What you should do -> Quote the whole listing word for word. Do not include the pictures.

[Records that describe figures]
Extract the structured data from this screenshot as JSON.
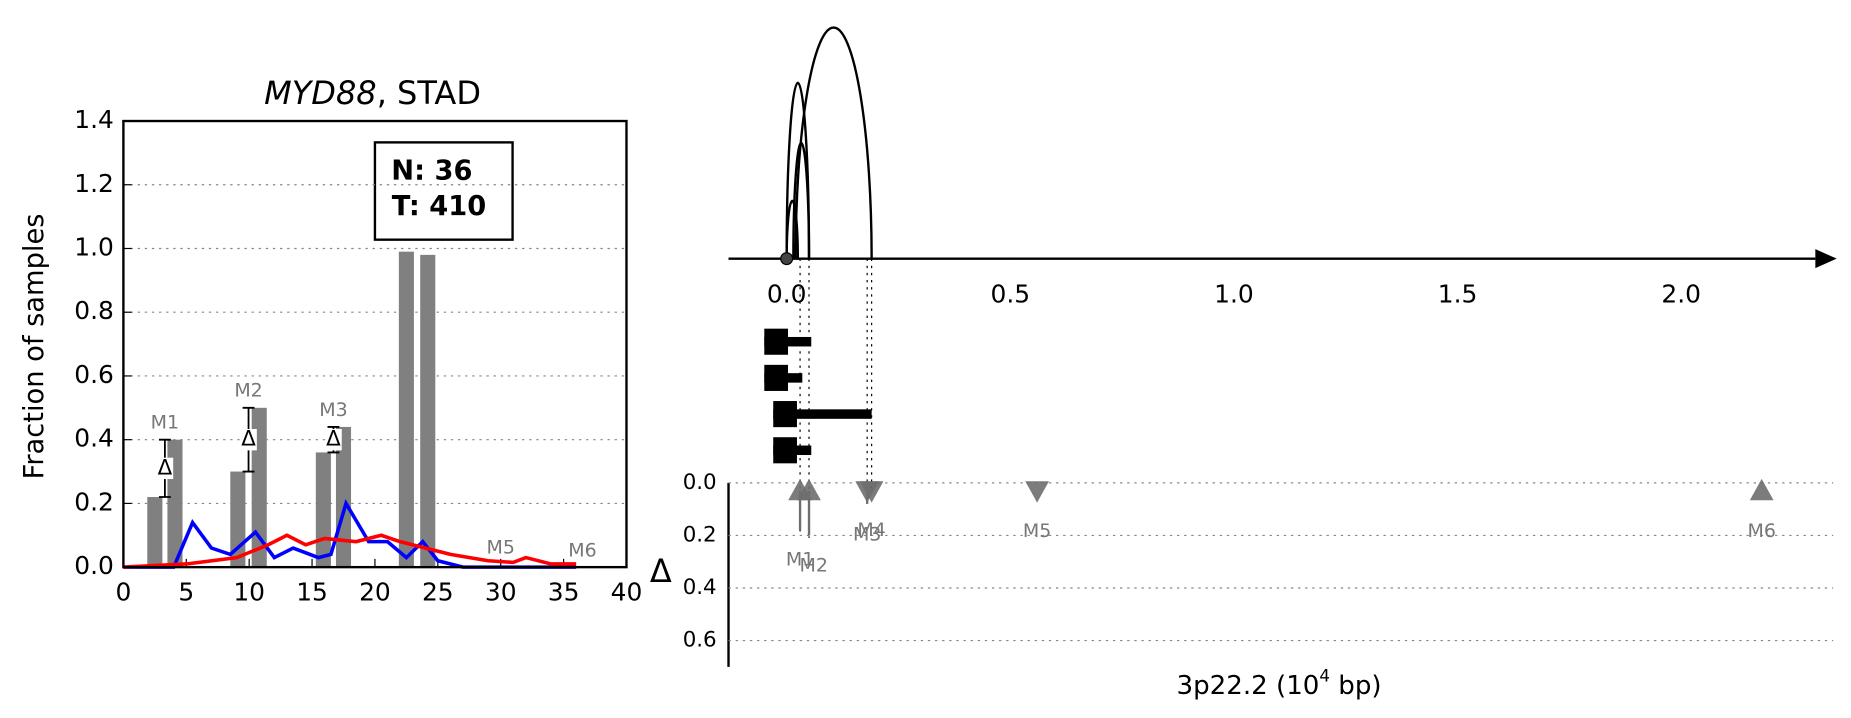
{
  "chart_data": [
    {
      "type": "bar_line",
      "title_gene": "MYD88",
      "title": ", STAD",
      "ylabel": "Fraction of samples",
      "xlim": [
        0,
        40
      ],
      "xticks": [
        0,
        5,
        10,
        15,
        20,
        25,
        30,
        35,
        40
      ],
      "ylim": [
        0,
        1.4
      ],
      "yticks": [
        {
          "value": 0,
          "label": "0.0"
        },
        0.2,
        0.4,
        0.6,
        0.8,
        {
          "value": 1,
          "label": "1.0"
        },
        1.2,
        1.4
      ],
      "grid": true,
      "legend_box": [
        "N: 36",
        "T: 410"
      ],
      "bars": {
        "color": "#808080",
        "x": [
          2.5,
          4.1,
          9.1,
          10.8,
          15.9,
          17.5,
          22.5,
          24.2
        ],
        "values": [
          0.22,
          0.4,
          0.3,
          0.5,
          0.36,
          0.44,
          0.99,
          0.98
        ]
      },
      "series": [
        {
          "color": "#0000ff",
          "x": [
            0,
            2,
            4,
            5.5,
            7,
            8.5,
            10.5,
            12,
            13.5,
            15.5,
            16.5,
            17.7,
            19.5,
            21,
            22.5,
            23.8,
            25,
            27,
            30,
            33,
            36
          ],
          "values": [
            0,
            0,
            0,
            0.14,
            0.06,
            0.04,
            0.11,
            0.03,
            0.06,
            0.03,
            0.04,
            0.2,
            0.08,
            0.08,
            0.03,
            0.08,
            0.02,
            0,
            0,
            0,
            0
          ]
        },
        {
          "color": "#ff0000",
          "x": [
            0,
            5,
            9,
            11.5,
            13,
            14.5,
            16,
            18.5,
            20.5,
            22,
            24,
            26,
            29,
            31,
            32,
            34,
            36
          ],
          "values": [
            0,
            0.01,
            0.03,
            0.07,
            0.1,
            0.07,
            0.09,
            0.08,
            0.1,
            0.08,
            0.06,
            0.04,
            0.02,
            0.015,
            0.03,
            0.01,
            0.01
          ]
        }
      ],
      "annotations": [
        "M1",
        "M2",
        "M3",
        "M5",
        "M6"
      ],
      "delta_symbol": "Δ"
    },
    {
      "type": "arc_track",
      "xlim": [
        -0.13,
        2.3
      ],
      "xticks": [
        {
          "value": 0,
          "label": "0.0"
        },
        0.5,
        {
          "value": 1,
          "label": "1.0"
        },
        1.5,
        {
          "value": 2,
          "label": "2.0"
        }
      ],
      "arcs": {
        "start": [
          0.02,
          0,
          0.015,
          0
        ],
        "end": [
          0.19,
          0.05,
          0.05,
          0.025
        ],
        "height": [
          1.0,
          0.76,
          0.5,
          0.25
        ]
      },
      "intervals": {
        "start": [
          -0.05,
          -0.05,
          -0.03,
          -0.03
        ],
        "end": [
          0.055,
          0.035,
          0.19,
          0.055
        ]
      },
      "ylabel": "Δ",
      "xlabel": "3p22.2 (10",
      "xlabel_sup": "4",
      "xlabel_end": " bp)",
      "ylim": [
        0,
        0.7
      ],
      "yticks": [
        {
          "value": 0,
          "label": "0.0"
        },
        0.2,
        0.4,
        0.6
      ],
      "markers": {
        "names": [
          "M1",
          "M2",
          "M3",
          "M4",
          "M5",
          "M6"
        ],
        "x": [
          0.03,
          0.05,
          0.18,
          0.19,
          0.56,
          2.18
        ],
        "values": [
          0.18,
          0.2,
          0.08,
          0.03,
          0,
          0
        ],
        "direction": [
          "up",
          "up",
          "down",
          "down",
          "down",
          "up"
        ],
        "color": "#6e6e6e"
      }
    }
  ]
}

Exercise output ->
Extract the structured data from this screenshot as JSON.
{
  "chart_data": [
    {
      "type": "bar_line",
      "title_gene": "MYD88",
      "title": ", STAD",
      "ylabel": "Fraction of samples",
      "xlim": [
        0,
        40
      ],
      "xticks": [
        0,
        5,
        10,
        15,
        20,
        25,
        30,
        35,
        40
      ],
      "ylim": [
        0,
        1.4
      ],
      "yticks": [
        {
          "value": 0,
          "label": "0.0"
        },
        0.2,
        0.4,
        0.6,
        0.8,
        {
          "value": 1,
          "label": "1.0"
        },
        1.2,
        1.4
      ],
      "grid": true,
      "legend_box": [
        "N: 36",
        "T: 410"
      ],
      "bars": {
        "color": "#808080",
        "x": [
          2.5,
          4.1,
          9.1,
          10.8,
          15.9,
          17.5,
          22.5,
          24.2
        ],
        "values": [
          0.22,
          0.4,
          0.3,
          0.5,
          0.36,
          0.44,
          0.99,
          0.98
        ]
      },
      "series": [
        {
          "color": "#0000ff",
          "x": [
            0,
            2,
            4,
            5.5,
            7,
            8.5,
            10.5,
            12,
            13.5,
            15.5,
            16.5,
            17.7,
            19.5,
            21,
            22.5,
            23.8,
            25,
            27,
            30,
            33,
            36
          ],
          "values": [
            0,
            0,
            0,
            0.14,
            0.06,
            0.04,
            0.11,
            0.03,
            0.06,
            0.03,
            0.04,
            0.2,
            0.08,
            0.08,
            0.03,
            0.08,
            0.02,
            0,
            0,
            0,
            0
          ]
        },
        {
          "color": "#ff0000",
          "x": [
            0,
            5,
            9,
            11.5,
            13,
            14.5,
            16,
            18.5,
            20.5,
            22,
            24,
            26,
            29,
            31,
            32,
            34,
            36
          ],
          "values": [
            0,
            0.01,
            0.03,
            0.07,
            0.1,
            0.07,
            0.09,
            0.08,
            0.1,
            0.08,
            0.06,
            0.04,
            0.02,
            0.015,
            0.03,
            0.01,
            0.01
          ]
        }
      ],
      "annotations": [
        "M1",
        "M2",
        "M3",
        "M5",
        "M6"
      ],
      "delta_symbol": "Δ"
    },
    {
      "type": "arc_track",
      "xlim": [
        -0.13,
        2.3
      ],
      "xticks": [
        {
          "value": 0,
          "label": "0.0"
        },
        0.5,
        {
          "value": 1,
          "label": "1.0"
        },
        1.5,
        {
          "value": 2,
          "label": "2.0"
        }
      ],
      "arcs": {
        "start": [
          0.02,
          0,
          0.015,
          0
        ],
        "end": [
          0.19,
          0.05,
          0.05,
          0.025
        ],
        "height": [
          1.0,
          0.76,
          0.5,
          0.25
        ]
      },
      "intervals": {
        "start": [
          -0.05,
          -0.05,
          -0.03,
          -0.03
        ],
        "end": [
          0.055,
          0.035,
          0.19,
          0.055
        ]
      },
      "ylabel": "Δ",
      "xlabel": "3p22.2 (10",
      "xlabel_sup": "4",
      "xlabel_end": " bp)",
      "ylim": [
        0,
        0.7
      ],
      "yticks": [
        {
          "value": 0,
          "label": "0.0"
        },
        0.2,
        0.4,
        0.6
      ],
      "markers": {
        "names": [
          "M1",
          "M2",
          "M3",
          "M4",
          "M5",
          "M6"
        ],
        "x": [
          0.03,
          0.05,
          0.18,
          0.19,
          0.56,
          2.18
        ],
        "values": [
          0.18,
          0.2,
          0.08,
          0.03,
          0,
          0
        ],
        "direction": [
          "up",
          "up",
          "down",
          "down",
          "down",
          "up"
        ],
        "color": "#6e6e6e"
      }
    }
  ]
}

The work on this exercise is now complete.